Stored data entries:
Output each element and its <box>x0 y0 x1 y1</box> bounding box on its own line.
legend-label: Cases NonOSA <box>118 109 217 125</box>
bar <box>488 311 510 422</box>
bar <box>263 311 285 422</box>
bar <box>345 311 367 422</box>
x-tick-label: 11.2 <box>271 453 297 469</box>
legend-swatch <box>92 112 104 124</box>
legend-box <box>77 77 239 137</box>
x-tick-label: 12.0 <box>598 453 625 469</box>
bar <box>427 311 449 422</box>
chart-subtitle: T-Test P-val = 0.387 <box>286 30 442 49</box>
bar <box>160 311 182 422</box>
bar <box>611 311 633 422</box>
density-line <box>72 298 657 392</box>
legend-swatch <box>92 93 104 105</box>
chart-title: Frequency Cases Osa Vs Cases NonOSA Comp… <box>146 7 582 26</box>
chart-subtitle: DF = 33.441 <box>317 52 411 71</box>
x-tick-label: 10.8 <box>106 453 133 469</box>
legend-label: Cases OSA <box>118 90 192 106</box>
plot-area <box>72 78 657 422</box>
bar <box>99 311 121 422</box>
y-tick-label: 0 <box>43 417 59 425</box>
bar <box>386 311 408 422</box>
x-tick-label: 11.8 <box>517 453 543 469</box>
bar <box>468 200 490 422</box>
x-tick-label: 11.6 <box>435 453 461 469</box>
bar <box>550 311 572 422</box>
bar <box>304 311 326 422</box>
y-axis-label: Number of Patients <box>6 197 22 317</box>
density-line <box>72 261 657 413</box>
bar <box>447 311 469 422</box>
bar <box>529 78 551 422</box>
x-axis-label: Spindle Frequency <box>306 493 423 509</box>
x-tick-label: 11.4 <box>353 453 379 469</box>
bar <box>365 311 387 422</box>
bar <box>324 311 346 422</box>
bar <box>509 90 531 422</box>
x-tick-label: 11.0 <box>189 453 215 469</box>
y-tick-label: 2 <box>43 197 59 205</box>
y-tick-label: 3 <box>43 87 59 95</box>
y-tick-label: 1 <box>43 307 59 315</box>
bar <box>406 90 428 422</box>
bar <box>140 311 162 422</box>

** THE TASK **
Every record above should be output exactly.

** EXERCISE SOLUTION **
Output each element and its <box>x0 y0 x1 y1</box> bounding box on its own line.
legend-label: Cases NonOSA <box>118 109 217 125</box>
bar <box>488 311 510 422</box>
bar <box>263 311 285 422</box>
bar <box>345 311 367 422</box>
x-tick-label: 11.2 <box>271 453 297 469</box>
legend-swatch <box>92 112 104 124</box>
legend-box <box>77 77 239 137</box>
x-tick-label: 12.0 <box>598 453 625 469</box>
bar <box>427 311 449 422</box>
chart-subtitle: T-Test P-val = 0.387 <box>286 30 442 49</box>
bar <box>160 311 182 422</box>
bar <box>611 311 633 422</box>
density-line <box>72 298 657 392</box>
legend-swatch <box>92 93 104 105</box>
chart-title: Frequency Cases Osa Vs Cases NonOSA Comp… <box>146 7 582 26</box>
chart-subtitle: DF = 33.441 <box>317 52 411 71</box>
x-tick-label: 10.8 <box>106 453 133 469</box>
legend-label: Cases OSA <box>118 90 192 106</box>
plot-area <box>72 78 657 422</box>
bar <box>99 311 121 422</box>
y-tick-label: 0 <box>43 417 59 425</box>
bar <box>386 311 408 422</box>
x-tick-label: 11.8 <box>517 453 543 469</box>
bar <box>468 200 490 422</box>
x-tick-label: 11.6 <box>435 453 461 469</box>
bar <box>550 311 572 422</box>
bar <box>304 311 326 422</box>
y-axis-label: Number of Patients <box>6 197 22 317</box>
density-line <box>72 261 657 413</box>
bar <box>447 311 469 422</box>
bar <box>529 78 551 422</box>
x-axis-label: Spindle Frequency <box>306 493 423 509</box>
x-tick-label: 11.4 <box>353 453 379 469</box>
bar <box>365 311 387 422</box>
bar <box>324 311 346 422</box>
bar <box>509 90 531 422</box>
x-tick-label: 11.0 <box>189 453 215 469</box>
y-tick-label: 2 <box>43 197 59 205</box>
y-tick-label: 3 <box>43 87 59 95</box>
y-tick-label: 1 <box>43 307 59 315</box>
bar <box>406 90 428 422</box>
bar <box>140 311 162 422</box>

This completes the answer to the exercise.